▶ [Task statement]
In the abstract on 3D die-stacking below, why do conventional co-processor organizations divide work into coarse tasks? Answer in one to three sentences.

▶ [Supplied text]
--

Title | 3D Die-Stacking: Challenges and Opportunities for Computer Architecture |
Author | *Gabriel H. Loh (Advanced Micro Devices, U.S.A.) |
Page | p. 355 |
Abstract | Three-dimensional die-stacking technologies are rapidly maturing, with intense research and development happening in the areas of manufacturing, EDA/CAD, test and yield improvement. The computer architecture research area is also starting to show great interest in 3D technology, and there are many opportunities and challenges. A first obvious direction for 3D integration is the incorporation of memory technologies alongside the processor. Even for this seemingly simple approach, many research and practical questions remain open. The large number of through-silicon vias can provide a high-bandwidth die-stacked memory interface, and there are many options for how this bandwidth may be utilized, such as providing many independent channels, very wide channels, more sophisticated command interfaces, etc. Modern high-performance processor microarchitectures have been designed to cope with a relatively low-bandwidth, high-latency memory interface, employing techniques such as speculative execution, out-of-order execution, hardware prefetching, etc. In a system employing die-stacked memories, such aggressive (and power hungry!) techniques may not be necessary, or at least could be significantly scaled back. There are many research opportunities for better optimizing processor pipelines to match the bandwidth of stacked memories, possibly even to the point of designing entirely new microarchitectures. Beyond the stacking of memory on processors, 3D integration also introduces the opportunity for new compute organizations. In particular, conventional commodity processors can be combined with a variety of specialized accelerators and application-specific processing or other circuitry. Conventional co-processor organizations employ coarse task partitioning due to the relatively limited bandwidth between a host processor and the co-processor; fine-grained task partitioning requires frequent communications which would eliminate performance benefits. 3D stacking can allow very tight cooperation between the processor and ASICs, reconfigurable logic/FPGAs, or any variety of custom-built accelerators (e.g., for signal processing, analog computing, machine learning, string matching/pattern recognition). All of these approaches lead to new and exciting compute platforms with the potential to greatly increase performance as well as performance-per-Watt. |

--

▶ [Information shown]
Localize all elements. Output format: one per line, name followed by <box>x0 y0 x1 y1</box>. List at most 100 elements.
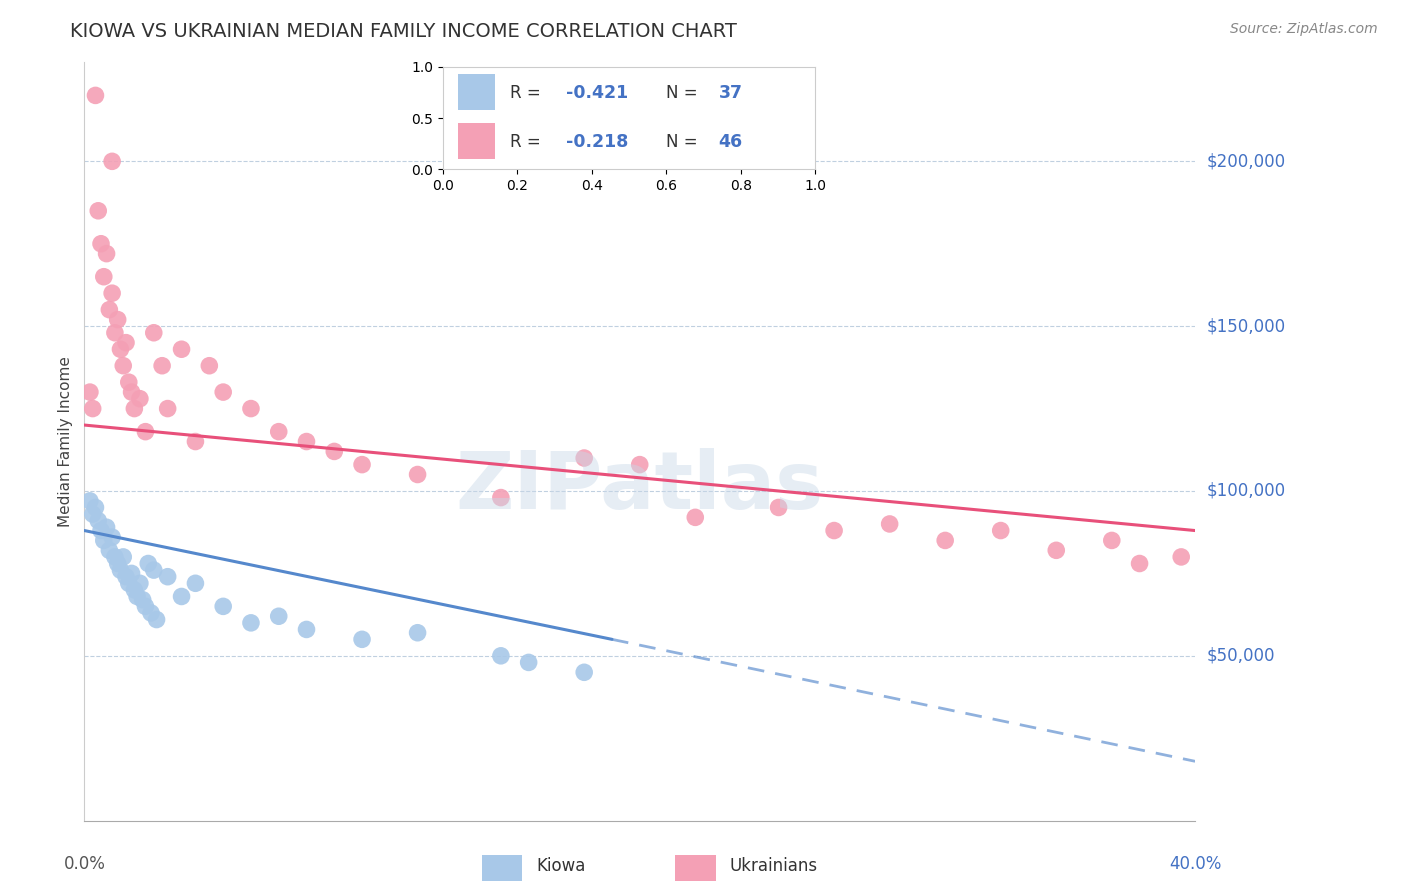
Point <box>124 401 146 416</box>
Point <box>628 458 651 472</box>
Point <box>79 385 101 400</box>
Point <box>768 500 790 515</box>
Point <box>156 570 179 584</box>
Point <box>124 582 146 597</box>
Text: 40.0%: 40.0% <box>1168 855 1222 873</box>
Point <box>84 500 107 515</box>
Point <box>212 599 235 614</box>
Point <box>489 648 512 663</box>
Text: N =: N = <box>666 133 703 151</box>
Point <box>84 88 107 103</box>
Point <box>98 302 121 317</box>
Point <box>115 570 138 584</box>
Text: R =: R = <box>510 84 546 102</box>
Point <box>112 549 135 564</box>
Point <box>879 516 901 531</box>
Text: -0.218: -0.218 <box>565 133 628 151</box>
Point <box>239 401 263 416</box>
Point <box>134 425 156 439</box>
Point <box>267 609 290 624</box>
Text: -0.421: -0.421 <box>565 84 628 102</box>
Point <box>87 514 110 528</box>
Point <box>574 665 596 680</box>
Point <box>1170 549 1192 564</box>
Point <box>1129 557 1152 571</box>
Point <box>82 507 104 521</box>
Point <box>1101 533 1123 548</box>
Point <box>406 467 429 482</box>
Point <box>90 524 112 538</box>
Point <box>295 434 318 449</box>
Point <box>134 599 156 614</box>
Point <box>110 563 132 577</box>
Point <box>90 236 112 251</box>
Point <box>104 326 127 340</box>
Text: 46: 46 <box>718 133 742 151</box>
Point <box>121 385 143 400</box>
Point <box>118 375 141 389</box>
Point <box>184 434 207 449</box>
Point <box>323 444 346 458</box>
Point <box>136 557 159 571</box>
Point <box>129 576 152 591</box>
Point <box>142 326 165 340</box>
FancyBboxPatch shape <box>482 855 523 881</box>
Text: 37: 37 <box>718 84 742 102</box>
Point <box>184 576 207 591</box>
Point <box>121 566 143 581</box>
Point <box>118 576 141 591</box>
Text: $100,000: $100,000 <box>1206 482 1285 500</box>
Text: Kiowa: Kiowa <box>536 857 585 875</box>
Point <box>574 450 596 465</box>
Point <box>239 615 263 630</box>
Point <box>295 623 318 637</box>
Point <box>93 269 115 284</box>
FancyBboxPatch shape <box>458 74 495 110</box>
Point <box>142 563 165 577</box>
Text: ZIPatlas: ZIPatlas <box>456 448 824 526</box>
Point <box>990 524 1012 538</box>
Point <box>170 590 193 604</box>
Point <box>139 606 162 620</box>
Point <box>87 203 110 218</box>
Text: Source: ZipAtlas.com: Source: ZipAtlas.com <box>1230 22 1378 37</box>
Point <box>352 458 374 472</box>
Point <box>93 533 115 548</box>
Text: 0.0%: 0.0% <box>63 855 105 873</box>
Point <box>406 625 429 640</box>
Point <box>98 543 121 558</box>
Text: $200,000: $200,000 <box>1206 153 1285 170</box>
Point <box>685 510 707 524</box>
Point <box>115 335 138 350</box>
Point <box>823 524 845 538</box>
Point <box>101 286 124 301</box>
Text: Ukrainians: Ukrainians <box>730 857 817 875</box>
Point <box>131 592 153 607</box>
Point <box>96 246 118 260</box>
Point <box>212 385 235 400</box>
Point <box>170 343 193 357</box>
FancyBboxPatch shape <box>458 123 495 159</box>
Point <box>107 557 129 571</box>
Point <box>104 549 127 564</box>
Point <box>517 656 540 670</box>
Text: N =: N = <box>666 84 703 102</box>
Point <box>107 312 129 326</box>
FancyBboxPatch shape <box>675 855 716 881</box>
Point <box>129 392 152 406</box>
Point <box>79 494 101 508</box>
Point <box>110 343 132 357</box>
Point <box>101 530 124 544</box>
Point <box>150 359 173 373</box>
Text: $50,000: $50,000 <box>1206 647 1275 665</box>
Point <box>267 425 290 439</box>
Point <box>1045 543 1067 558</box>
Point <box>96 520 118 534</box>
Point <box>127 590 149 604</box>
Point <box>352 632 374 647</box>
Point <box>198 359 221 373</box>
Point <box>934 533 956 548</box>
Point <box>145 613 167 627</box>
Point <box>156 401 179 416</box>
Point <box>489 491 512 505</box>
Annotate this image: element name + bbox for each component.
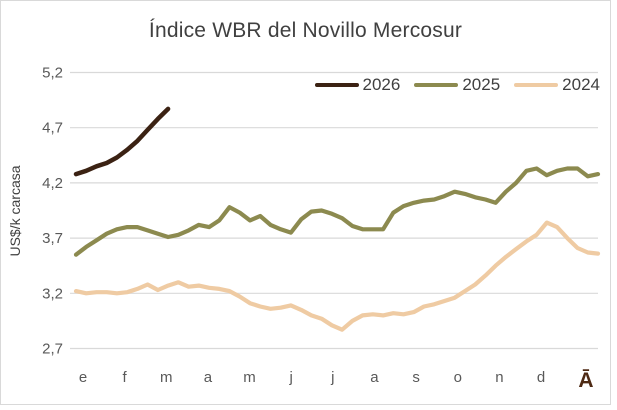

--

▶ [Task answer]
The bandwidth between a host processor and its co-processor is relatively limited. Splitting work into fine-grained tasks would require frequent communication between them, and that would eliminate the performance benefits, so tasks are partitioned coarsely.